» **Set task**
Carry on the interview about community and diversity at Naropa, starting right after its last sentence.

BT Does your lack of belief in community stem from your experience with diversity, or with the lack of diversity?
RS Yes, definitely! That’s why I think I’m still … curious about community, and I think that’s what we all really long for. I believe that there are other cultures that probably have those experiences that we western United States folks want, and I’m sure there are communities within the U.S. that are succeeding at it as well. I’m not sure how diverse those communities are, but I want to believe that we can grow something where we take care of each other. But I don’t think I’ve had enough experience with that personally. Not enough that I know how to do it, or what that looks like, anyway.
So I think it’s an open question that I live— trying to find community—and I think I used to try to find it more. Now I’m trying to actively co-create community, and I think that’s what we’re trying to figure out here. We might know how to do community, if it’s not diverse. But I think we don’t yet know how to have a truly diverse community in this country.
BT Can you articulate Naropa’s current status with regards to diversity, in your own words?
RS The first thing that comes to mind is a part of this quotation that I really like by TS Eliot [from the Four Quartets], where he writes “Do not hope, for hope would be hope for the wrong thing,” and I feel like that when it comes to where Naropa is regarding diversity.
In some ways, I thought we were farther along than we are. I feel like privilege, and the ignorance that comes from having privilege is so pervasive and also invisible. They talk about it—or we talk about it—as “the water we swim in.” How do you work with something that’s that close? How do you make something that’s that habitual, unconscious, something that you can then take—aside from yourself— or see from a distance, in order to have enough perspective to do something about it? Is there a way to create change without suffering? And, if there needs to be suffering, how much suffering do we need? I feel like the community did suffer with, or as a result of, our student protests, but now that the immediacy of that situation has passed, I am able to see that it still didn’t trouble the waters— not as much as it seemed like it was troubling the waters when it was on.

» **Information provided**
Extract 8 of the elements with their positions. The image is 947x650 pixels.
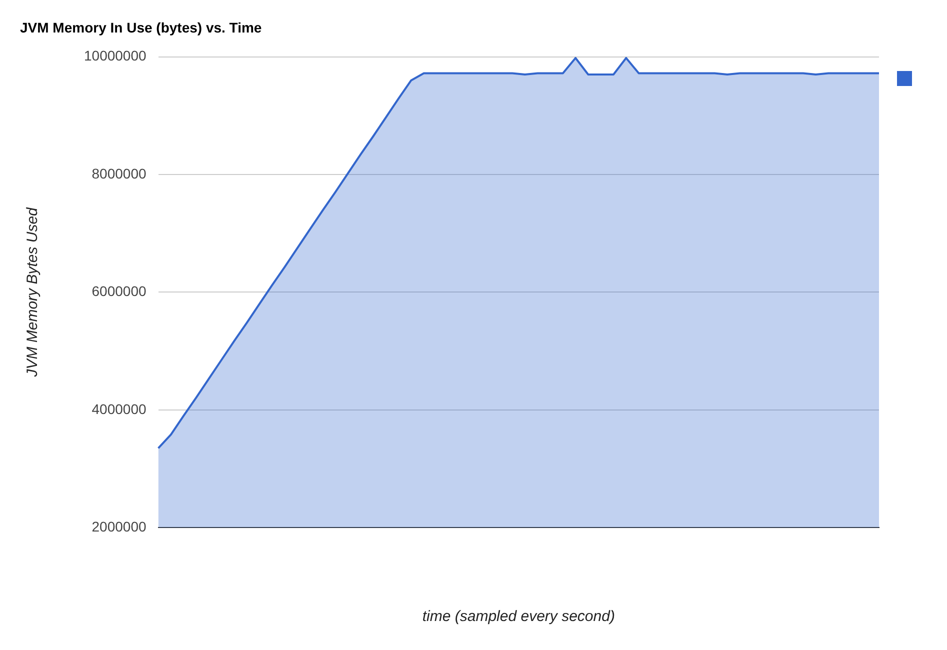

» **Response to the task**
Do we need to suffer more as individuals, or as a community, in order to really want to significantly commit and make this a top priority? Not just for “those people,” but for all of us?
I kind of vacillate between hopelessness and hopefulness, depending on the hour and the day. I don’t know if that speaks to where Naropa is as an institution, but I think we are at a crossroads, and we could go back to sleep—and by going back to sleep, eventually become irrelevant to the rest of the world. We’ll just be a little monastic, entitled, privileged community that really wants to make change, but ultimately isn’t doing it, in the long run. Or, we’ll wake up—or continue to wake up—and become increasingly more relevant. There is no reason why, with significant commitment, we couldn’t actually be change agents and be the model for other institutions. This could be how to “walk our talk.”
BT How do you think Naropa can offer a more inclusive campus environment?
RS There are different levels that we need to work on simultaneously. Like the intrapersonal. I think each individual needs to commit to deep, inward examination, identifying the places in which they’re holding bias, or privilege, or ignorance, or unwillingness, resistance, and working with those individually, which I think is not a simple thing. I mean, you’re basically asking people to unlearn who they think they are in order to buy into this collective identity that’s really kind of anti- the way Americans are taught to view the self. And, yes, the dissolution of the self—and that whole positive disintegration that is necessary—is painful. So few people, willingly, undertake that. The next level will be looking at our interpersonal relationships, and how we treat each other interpersonally, and looking at ways in which we take up space and use our power, and use our privilege, to either support others or—even if it’s not consciously—oppress others. And then there’s the institutional level, which includes looking at our policies and our practices, and our procedures and how we operate, for all of the places in which bias continues to influence how we operate.
Looking at the ways in which—like every other institution—we’ve been operating from a dominant ideology and then how can we really be willing to start rebuilding Naropa from the ground up? Not throwing out the things that we love, but I think in wanting to protect Naropa’s lineage and legacy, we really do pull back from deep examination of the ways in which we have perpetuated a very exclusive membership to this club.
BT If Trungpa was alive, from my perspective, I think it would be the same. That would be what he would say—”Why aren’t we doing this?” I mean, that is what our motto is about— tearing down, deconstructing, and rebuilding in a better right-minded fashion.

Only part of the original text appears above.